Exercise objective:
Return every line of the data below that includes the string "content".

Provided records:
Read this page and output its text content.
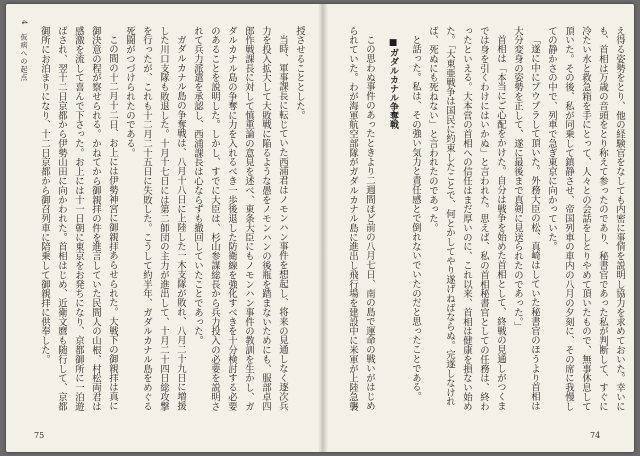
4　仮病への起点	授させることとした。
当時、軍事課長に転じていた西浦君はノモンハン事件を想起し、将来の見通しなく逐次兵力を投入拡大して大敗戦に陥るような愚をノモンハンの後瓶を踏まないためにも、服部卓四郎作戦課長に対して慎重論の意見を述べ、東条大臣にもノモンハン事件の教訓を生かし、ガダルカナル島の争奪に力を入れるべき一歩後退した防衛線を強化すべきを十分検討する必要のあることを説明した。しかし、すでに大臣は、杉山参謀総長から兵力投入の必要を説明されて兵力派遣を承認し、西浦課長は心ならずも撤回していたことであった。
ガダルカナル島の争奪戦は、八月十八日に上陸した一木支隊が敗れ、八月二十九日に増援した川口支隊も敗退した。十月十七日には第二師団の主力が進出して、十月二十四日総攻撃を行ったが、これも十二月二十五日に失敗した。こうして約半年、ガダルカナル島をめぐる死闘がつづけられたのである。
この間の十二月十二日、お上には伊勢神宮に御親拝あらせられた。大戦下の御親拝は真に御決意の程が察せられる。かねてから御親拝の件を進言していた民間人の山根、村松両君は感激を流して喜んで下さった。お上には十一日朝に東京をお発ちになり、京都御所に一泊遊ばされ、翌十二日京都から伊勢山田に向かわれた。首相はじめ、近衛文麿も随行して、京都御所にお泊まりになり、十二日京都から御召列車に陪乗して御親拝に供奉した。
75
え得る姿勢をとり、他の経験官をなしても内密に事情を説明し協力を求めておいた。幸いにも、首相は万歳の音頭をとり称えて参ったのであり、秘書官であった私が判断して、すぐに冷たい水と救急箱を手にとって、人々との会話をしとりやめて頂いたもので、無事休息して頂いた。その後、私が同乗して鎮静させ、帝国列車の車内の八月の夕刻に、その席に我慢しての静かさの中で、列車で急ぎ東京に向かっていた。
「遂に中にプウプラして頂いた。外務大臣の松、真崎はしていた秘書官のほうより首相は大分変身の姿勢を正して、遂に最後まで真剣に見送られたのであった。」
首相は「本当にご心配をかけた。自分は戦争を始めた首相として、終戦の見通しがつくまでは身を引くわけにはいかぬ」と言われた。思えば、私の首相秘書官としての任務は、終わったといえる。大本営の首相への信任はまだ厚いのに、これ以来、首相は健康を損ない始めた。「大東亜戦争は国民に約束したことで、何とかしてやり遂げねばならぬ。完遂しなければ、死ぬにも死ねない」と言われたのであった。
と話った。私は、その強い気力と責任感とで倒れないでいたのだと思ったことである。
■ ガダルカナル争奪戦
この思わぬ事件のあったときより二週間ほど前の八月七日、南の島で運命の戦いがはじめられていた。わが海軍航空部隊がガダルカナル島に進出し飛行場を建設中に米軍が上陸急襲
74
==
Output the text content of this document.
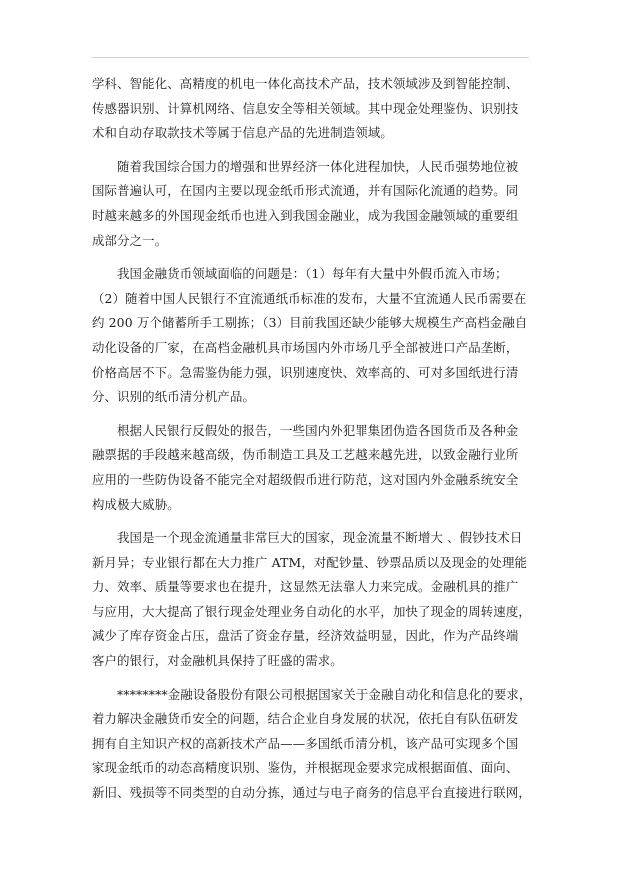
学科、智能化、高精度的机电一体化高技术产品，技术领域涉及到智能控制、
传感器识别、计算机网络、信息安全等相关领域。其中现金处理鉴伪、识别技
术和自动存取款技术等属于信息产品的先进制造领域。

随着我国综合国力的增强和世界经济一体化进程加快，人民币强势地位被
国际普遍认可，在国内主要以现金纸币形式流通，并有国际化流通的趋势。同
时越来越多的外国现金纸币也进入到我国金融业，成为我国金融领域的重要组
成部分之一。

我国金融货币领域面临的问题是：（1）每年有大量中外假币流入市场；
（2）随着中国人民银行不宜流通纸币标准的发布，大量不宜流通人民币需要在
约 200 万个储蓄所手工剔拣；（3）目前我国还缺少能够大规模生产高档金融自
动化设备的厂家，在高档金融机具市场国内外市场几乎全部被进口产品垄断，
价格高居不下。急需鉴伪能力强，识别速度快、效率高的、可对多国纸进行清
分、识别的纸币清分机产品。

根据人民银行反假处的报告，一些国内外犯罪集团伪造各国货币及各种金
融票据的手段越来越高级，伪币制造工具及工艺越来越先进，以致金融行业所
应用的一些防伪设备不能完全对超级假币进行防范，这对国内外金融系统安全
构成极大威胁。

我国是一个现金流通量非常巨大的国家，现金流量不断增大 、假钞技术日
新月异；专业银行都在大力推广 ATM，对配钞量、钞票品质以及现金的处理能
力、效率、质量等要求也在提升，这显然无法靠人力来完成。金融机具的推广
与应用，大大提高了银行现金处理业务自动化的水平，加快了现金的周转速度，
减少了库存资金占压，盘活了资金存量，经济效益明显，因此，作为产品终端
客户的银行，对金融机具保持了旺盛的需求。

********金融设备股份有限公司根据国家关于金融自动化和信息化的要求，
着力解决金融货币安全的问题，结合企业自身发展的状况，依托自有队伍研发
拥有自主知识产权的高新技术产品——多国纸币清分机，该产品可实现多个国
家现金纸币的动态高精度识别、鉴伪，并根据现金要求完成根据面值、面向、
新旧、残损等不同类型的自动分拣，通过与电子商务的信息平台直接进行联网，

Output below:
Read this page and output its text content.
Output the text content of this document.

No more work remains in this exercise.